→ **Aim**
Locate each line of the material that contains "JSON", then return it.
-- Data start --
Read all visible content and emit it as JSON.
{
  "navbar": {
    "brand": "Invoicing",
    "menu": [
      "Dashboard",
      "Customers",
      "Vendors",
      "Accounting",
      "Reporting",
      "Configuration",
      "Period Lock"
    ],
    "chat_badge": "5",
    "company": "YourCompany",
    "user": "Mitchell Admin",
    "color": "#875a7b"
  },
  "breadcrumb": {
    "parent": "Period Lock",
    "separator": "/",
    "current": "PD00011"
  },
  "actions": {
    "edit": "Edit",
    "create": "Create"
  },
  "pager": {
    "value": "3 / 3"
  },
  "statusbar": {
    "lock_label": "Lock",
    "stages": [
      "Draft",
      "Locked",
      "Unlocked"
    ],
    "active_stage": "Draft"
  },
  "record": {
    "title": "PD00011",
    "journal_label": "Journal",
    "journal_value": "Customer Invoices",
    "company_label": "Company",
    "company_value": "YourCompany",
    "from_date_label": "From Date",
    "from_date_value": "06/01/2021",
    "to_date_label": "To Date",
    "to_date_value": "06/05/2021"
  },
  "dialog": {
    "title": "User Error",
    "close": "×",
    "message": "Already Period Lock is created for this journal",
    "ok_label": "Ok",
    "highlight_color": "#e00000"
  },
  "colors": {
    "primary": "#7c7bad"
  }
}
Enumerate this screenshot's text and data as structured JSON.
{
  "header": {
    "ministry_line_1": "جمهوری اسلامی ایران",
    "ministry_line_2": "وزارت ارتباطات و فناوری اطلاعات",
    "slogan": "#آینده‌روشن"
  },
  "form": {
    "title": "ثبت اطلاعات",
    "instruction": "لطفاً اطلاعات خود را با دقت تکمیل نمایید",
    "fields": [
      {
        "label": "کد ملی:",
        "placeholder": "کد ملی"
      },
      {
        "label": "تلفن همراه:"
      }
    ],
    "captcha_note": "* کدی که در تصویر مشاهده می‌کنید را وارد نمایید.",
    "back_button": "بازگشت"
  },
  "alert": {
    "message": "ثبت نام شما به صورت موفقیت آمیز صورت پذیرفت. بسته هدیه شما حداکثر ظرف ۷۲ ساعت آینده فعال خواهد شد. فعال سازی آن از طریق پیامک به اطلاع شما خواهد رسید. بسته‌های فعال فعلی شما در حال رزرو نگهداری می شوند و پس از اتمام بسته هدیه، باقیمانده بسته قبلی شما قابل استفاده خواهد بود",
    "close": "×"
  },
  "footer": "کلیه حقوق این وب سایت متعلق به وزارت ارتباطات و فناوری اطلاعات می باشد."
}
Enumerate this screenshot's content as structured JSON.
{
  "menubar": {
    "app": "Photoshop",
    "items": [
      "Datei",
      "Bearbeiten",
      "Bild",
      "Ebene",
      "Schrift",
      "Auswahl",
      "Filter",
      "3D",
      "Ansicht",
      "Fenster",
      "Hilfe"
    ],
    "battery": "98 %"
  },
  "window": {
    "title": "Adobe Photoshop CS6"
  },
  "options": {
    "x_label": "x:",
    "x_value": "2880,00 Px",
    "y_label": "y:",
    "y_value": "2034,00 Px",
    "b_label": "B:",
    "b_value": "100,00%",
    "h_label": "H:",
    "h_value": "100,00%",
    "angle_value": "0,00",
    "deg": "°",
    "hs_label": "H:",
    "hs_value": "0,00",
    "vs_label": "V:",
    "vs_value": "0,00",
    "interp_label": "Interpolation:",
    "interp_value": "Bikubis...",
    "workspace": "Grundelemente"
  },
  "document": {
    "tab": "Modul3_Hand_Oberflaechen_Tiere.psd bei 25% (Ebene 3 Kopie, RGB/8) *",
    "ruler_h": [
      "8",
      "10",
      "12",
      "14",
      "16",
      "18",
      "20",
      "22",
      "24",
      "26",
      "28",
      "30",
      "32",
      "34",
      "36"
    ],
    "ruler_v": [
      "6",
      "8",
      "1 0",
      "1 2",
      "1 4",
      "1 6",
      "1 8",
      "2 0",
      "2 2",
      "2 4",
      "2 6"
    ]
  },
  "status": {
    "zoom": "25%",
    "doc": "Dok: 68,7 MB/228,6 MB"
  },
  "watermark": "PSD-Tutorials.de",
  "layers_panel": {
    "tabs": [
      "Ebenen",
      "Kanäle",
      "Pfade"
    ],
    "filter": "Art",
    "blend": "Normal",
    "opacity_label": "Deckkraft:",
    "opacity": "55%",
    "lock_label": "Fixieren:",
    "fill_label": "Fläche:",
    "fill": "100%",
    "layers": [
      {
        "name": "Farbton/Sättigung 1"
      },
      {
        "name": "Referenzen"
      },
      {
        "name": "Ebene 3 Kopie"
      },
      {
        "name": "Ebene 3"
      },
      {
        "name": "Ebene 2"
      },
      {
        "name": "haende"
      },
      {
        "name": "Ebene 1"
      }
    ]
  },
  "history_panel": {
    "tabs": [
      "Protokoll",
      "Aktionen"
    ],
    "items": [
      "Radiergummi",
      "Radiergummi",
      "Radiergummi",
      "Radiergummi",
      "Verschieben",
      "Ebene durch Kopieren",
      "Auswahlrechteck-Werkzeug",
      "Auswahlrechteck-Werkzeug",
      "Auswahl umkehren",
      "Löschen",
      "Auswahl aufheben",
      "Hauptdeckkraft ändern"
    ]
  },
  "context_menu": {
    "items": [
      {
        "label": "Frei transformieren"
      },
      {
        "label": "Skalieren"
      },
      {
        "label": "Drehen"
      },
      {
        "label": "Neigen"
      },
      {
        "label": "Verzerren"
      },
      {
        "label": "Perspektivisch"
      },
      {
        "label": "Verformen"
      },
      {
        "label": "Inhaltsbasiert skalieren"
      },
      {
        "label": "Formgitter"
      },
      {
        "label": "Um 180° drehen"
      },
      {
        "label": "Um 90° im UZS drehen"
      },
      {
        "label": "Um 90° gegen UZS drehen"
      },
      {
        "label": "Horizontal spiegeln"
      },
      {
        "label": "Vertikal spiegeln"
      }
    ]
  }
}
-- Data end --
→ **Final result**
Read all visible content and emit it as JSON.
Enumerate this screenshot's text and data as structured JSON.
Enumerate this screenshot's content as structured JSON.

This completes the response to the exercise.